§ **WHAT YOU HAVE TO DO**:
Identify and reproduce every line holding the string "ВИСЭС".
─── DATA ───
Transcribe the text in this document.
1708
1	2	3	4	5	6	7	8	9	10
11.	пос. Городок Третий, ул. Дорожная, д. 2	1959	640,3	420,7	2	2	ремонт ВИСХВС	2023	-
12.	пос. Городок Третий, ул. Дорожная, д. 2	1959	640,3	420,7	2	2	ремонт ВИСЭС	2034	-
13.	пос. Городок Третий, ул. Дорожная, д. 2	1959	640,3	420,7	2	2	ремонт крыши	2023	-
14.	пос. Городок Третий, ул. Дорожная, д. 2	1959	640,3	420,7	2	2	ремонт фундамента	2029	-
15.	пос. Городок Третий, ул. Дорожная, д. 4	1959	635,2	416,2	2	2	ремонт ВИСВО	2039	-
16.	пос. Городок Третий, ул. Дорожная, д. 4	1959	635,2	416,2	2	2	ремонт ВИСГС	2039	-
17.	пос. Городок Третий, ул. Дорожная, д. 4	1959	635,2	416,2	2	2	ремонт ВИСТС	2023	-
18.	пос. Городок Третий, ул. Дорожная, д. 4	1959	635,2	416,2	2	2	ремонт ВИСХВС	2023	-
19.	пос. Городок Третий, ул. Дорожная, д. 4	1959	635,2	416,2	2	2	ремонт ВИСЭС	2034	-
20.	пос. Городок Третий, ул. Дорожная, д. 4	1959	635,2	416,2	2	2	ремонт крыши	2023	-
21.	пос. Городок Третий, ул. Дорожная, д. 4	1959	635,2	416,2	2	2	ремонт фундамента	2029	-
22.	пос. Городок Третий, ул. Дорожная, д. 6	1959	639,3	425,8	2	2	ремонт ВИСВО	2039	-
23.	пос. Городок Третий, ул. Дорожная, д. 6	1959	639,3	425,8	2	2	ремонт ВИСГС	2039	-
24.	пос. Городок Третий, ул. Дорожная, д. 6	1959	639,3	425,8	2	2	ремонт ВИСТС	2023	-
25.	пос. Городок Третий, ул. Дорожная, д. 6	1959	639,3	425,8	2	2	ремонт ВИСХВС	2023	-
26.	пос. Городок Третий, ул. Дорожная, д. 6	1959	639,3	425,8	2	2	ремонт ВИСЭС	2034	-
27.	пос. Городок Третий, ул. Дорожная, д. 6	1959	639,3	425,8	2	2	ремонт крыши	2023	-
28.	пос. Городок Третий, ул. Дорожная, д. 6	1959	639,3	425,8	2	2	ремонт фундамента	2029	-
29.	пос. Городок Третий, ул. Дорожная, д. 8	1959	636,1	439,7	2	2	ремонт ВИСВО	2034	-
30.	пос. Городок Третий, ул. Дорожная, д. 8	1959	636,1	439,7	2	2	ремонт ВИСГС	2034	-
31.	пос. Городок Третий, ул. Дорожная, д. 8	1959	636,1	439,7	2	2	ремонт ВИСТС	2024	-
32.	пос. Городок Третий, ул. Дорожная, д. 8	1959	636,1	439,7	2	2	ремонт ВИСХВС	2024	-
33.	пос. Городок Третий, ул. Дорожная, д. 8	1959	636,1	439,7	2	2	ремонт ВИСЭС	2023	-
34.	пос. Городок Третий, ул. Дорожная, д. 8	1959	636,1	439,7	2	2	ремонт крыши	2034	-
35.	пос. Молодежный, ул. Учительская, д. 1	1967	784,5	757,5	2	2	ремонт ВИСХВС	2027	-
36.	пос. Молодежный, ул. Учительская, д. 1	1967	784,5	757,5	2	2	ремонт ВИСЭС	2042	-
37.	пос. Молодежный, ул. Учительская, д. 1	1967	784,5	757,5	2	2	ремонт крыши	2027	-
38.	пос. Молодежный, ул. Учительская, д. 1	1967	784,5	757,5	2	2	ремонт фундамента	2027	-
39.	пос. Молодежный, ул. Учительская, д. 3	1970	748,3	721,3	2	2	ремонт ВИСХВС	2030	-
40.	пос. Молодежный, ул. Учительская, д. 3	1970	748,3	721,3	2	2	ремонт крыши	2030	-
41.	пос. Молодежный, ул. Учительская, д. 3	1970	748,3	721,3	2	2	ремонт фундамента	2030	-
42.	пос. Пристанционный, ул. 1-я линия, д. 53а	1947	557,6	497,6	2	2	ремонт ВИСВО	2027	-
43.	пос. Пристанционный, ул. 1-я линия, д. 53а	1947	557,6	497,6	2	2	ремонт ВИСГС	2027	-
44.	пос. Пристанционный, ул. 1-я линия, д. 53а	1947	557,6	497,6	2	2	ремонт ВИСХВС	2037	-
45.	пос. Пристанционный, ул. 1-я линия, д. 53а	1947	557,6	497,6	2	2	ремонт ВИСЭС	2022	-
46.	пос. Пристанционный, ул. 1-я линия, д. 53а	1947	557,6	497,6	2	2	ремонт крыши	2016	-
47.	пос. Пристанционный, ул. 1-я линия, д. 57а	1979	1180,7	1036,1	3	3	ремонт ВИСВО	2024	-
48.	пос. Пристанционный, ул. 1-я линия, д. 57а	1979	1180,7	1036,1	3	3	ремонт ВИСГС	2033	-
───
§ **SOLVED EXERCISE**:
12.	пос. Городок Третий, ул. Дорожная, д. 2	1959	640,3	420,7	2	2	ремонт ВИСЭС	2034	-
19.	пос. Городок Третий, ул. Дорожная, д. 4	1959	635,2	416,2	2	2	ремонт ВИСЭС	2034	-
26.	пос. Городок Третий, ул. Дорожная, д. 6	1959	639,3	425,8	2	2	ремонт ВИСЭС	2034	-
33.	пос. Городок Третий, ул. Дорожная, д. 8	1959	636,1	439,7	2	2	ремонт ВИСЭС	2023	-
36.	пос. Молодежный, ул. Учительская, д. 1	1967	784,5	757,5	2	2	ремонт ВИСЭС	2042	-
45.	пос. Пристанционный, ул. 1-я линия, д. 53а	1947	557,6	497,6	2	2	ремонт ВИСЭС	2022	-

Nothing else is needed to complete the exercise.